Part of a data file:

=======

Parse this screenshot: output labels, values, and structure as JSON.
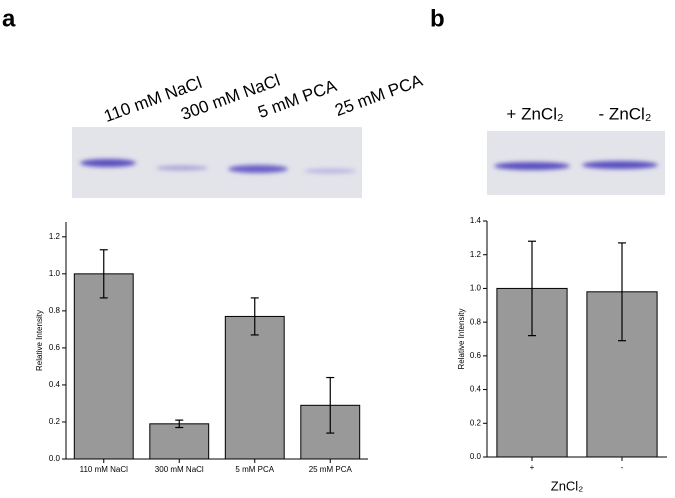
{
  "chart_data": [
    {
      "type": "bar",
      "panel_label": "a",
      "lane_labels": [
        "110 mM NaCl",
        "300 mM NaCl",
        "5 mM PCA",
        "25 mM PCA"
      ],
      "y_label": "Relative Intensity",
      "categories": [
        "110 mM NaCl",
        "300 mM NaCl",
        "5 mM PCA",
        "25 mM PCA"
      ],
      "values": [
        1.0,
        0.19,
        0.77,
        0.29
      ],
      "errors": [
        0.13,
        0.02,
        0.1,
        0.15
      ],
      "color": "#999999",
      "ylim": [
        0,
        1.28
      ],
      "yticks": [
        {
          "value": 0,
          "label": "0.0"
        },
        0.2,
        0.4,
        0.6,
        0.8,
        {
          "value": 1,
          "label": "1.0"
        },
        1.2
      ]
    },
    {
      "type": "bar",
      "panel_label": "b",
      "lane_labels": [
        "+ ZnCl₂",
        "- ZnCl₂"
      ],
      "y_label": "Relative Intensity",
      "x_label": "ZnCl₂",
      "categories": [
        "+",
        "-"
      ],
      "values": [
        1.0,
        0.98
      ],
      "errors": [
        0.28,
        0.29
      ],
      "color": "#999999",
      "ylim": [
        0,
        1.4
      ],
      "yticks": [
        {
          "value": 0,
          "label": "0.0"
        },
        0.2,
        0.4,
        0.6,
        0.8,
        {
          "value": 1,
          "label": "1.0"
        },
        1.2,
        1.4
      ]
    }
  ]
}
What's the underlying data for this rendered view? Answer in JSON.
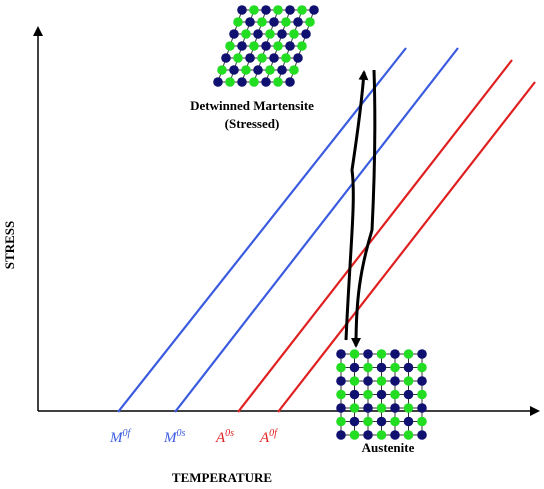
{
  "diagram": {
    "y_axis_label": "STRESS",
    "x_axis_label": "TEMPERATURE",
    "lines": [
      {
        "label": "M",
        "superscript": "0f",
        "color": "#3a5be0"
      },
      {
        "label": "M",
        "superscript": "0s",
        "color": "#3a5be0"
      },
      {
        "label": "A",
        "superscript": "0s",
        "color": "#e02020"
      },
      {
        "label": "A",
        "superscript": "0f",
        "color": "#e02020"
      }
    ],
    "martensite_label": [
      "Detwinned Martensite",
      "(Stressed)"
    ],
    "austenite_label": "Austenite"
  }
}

=======

Problem details: Can the lines from the one with "What's the underlying" to the end of the records above be quoted exactly, both ends included, with every picture omitted?

The output:
What's the underlying data for this rendered view? Answer in JSON.
{
  "diagram": {
    "y_axis_label": "STRESS",
    "x_axis_label": "TEMPERATURE",
    "lines": [
      {
        "label": "M",
        "superscript": "0f",
        "color": "#3a5be0"
      },
      {
        "label": "M",
        "superscript": "0s",
        "color": "#3a5be0"
      },
      {
        "label": "A",
        "superscript": "0s",
        "color": "#e02020"
      },
      {
        "label": "A",
        "superscript": "0f",
        "color": "#e02020"
      }
    ],
    "martensite_label": [
      "Detwinned Martensite",
      "(Stressed)"
    ],
    "austenite_label": "Austenite"
  }
}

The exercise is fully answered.